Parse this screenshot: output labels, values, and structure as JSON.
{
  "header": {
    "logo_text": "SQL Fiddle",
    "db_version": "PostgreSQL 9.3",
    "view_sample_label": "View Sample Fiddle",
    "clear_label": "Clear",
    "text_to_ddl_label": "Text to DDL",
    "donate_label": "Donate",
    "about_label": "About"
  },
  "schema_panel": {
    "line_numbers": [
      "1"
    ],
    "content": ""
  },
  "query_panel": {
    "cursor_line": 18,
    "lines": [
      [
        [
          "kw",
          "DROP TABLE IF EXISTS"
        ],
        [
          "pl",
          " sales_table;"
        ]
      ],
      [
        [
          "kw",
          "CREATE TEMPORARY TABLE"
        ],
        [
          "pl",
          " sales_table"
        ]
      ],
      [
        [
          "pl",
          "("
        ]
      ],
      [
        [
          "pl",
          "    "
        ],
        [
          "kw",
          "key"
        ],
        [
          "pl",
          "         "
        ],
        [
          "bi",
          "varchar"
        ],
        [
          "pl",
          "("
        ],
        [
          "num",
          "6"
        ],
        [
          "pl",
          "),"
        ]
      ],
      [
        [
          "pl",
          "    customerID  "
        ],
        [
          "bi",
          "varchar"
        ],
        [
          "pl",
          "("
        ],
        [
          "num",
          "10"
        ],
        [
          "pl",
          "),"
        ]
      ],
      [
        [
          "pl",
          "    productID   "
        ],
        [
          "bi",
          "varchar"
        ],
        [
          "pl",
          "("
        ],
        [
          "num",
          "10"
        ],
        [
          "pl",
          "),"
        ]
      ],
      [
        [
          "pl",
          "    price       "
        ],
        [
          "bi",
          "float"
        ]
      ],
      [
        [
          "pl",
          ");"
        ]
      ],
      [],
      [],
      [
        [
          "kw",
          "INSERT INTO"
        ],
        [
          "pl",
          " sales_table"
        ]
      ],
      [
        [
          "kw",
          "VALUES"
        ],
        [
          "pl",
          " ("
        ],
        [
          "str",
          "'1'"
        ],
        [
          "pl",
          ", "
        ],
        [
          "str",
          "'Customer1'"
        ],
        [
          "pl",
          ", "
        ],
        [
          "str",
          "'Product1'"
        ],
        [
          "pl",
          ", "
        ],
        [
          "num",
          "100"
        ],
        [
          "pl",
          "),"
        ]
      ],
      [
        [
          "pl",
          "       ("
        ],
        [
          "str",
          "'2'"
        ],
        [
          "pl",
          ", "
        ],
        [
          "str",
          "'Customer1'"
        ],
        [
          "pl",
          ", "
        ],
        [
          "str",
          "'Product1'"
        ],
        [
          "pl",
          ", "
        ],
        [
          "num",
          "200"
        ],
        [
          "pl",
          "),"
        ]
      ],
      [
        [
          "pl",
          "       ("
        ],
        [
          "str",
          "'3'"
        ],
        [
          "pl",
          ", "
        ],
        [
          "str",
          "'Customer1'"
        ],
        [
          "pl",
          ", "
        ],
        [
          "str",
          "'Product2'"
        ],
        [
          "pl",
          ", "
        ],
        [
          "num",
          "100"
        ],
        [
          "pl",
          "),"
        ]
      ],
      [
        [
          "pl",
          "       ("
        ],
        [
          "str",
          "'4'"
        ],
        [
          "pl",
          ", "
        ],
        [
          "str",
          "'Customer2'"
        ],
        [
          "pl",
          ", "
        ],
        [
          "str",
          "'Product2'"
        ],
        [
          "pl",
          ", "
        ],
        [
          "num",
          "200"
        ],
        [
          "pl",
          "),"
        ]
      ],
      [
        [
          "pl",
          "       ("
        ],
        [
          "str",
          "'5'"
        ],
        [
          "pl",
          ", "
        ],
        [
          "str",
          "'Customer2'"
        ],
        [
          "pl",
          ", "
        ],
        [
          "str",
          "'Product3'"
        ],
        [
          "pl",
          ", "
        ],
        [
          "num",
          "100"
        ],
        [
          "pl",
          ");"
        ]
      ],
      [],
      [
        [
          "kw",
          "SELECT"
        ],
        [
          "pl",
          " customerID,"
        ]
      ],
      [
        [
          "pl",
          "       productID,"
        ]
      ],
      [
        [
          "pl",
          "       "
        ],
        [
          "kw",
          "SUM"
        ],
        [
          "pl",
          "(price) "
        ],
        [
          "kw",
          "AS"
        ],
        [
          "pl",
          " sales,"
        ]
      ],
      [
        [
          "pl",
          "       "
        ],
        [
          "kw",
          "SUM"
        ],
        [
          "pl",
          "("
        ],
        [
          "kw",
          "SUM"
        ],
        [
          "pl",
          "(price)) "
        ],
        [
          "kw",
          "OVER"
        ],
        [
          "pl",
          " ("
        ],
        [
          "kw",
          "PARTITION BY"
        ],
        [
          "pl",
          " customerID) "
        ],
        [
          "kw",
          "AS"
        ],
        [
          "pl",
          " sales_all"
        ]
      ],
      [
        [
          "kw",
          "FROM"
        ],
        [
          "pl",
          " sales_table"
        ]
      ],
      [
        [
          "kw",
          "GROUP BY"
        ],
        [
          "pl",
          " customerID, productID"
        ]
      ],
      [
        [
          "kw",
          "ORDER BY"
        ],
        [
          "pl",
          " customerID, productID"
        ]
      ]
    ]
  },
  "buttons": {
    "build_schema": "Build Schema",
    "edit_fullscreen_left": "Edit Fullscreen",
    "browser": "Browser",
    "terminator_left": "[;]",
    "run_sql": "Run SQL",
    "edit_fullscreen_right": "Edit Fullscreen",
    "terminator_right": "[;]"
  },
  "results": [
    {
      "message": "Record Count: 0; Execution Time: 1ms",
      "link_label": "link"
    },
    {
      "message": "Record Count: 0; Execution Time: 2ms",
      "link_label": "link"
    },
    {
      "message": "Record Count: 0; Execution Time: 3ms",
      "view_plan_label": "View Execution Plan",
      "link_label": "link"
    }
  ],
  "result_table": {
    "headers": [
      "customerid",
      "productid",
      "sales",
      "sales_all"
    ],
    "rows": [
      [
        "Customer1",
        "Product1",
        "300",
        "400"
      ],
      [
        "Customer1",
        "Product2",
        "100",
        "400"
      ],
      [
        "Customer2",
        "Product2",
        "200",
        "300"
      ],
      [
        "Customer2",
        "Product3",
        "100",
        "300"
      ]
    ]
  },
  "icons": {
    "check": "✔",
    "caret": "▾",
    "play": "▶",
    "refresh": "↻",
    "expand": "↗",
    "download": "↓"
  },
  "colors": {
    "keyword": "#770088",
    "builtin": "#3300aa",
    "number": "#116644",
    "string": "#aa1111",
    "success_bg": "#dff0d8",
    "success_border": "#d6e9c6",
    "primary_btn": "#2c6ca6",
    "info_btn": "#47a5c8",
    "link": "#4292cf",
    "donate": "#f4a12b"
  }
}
# # # # #
(Request)
In the entries above, find each line with the word "Time" and copy it.

(Full answer)
      "message": "Record Count: 0; Execution Time: 1ms",
      "message": "Record Count: 0; Execution Time: 2ms",
      "message": "Record Count: 0; Execution Time: 3ms",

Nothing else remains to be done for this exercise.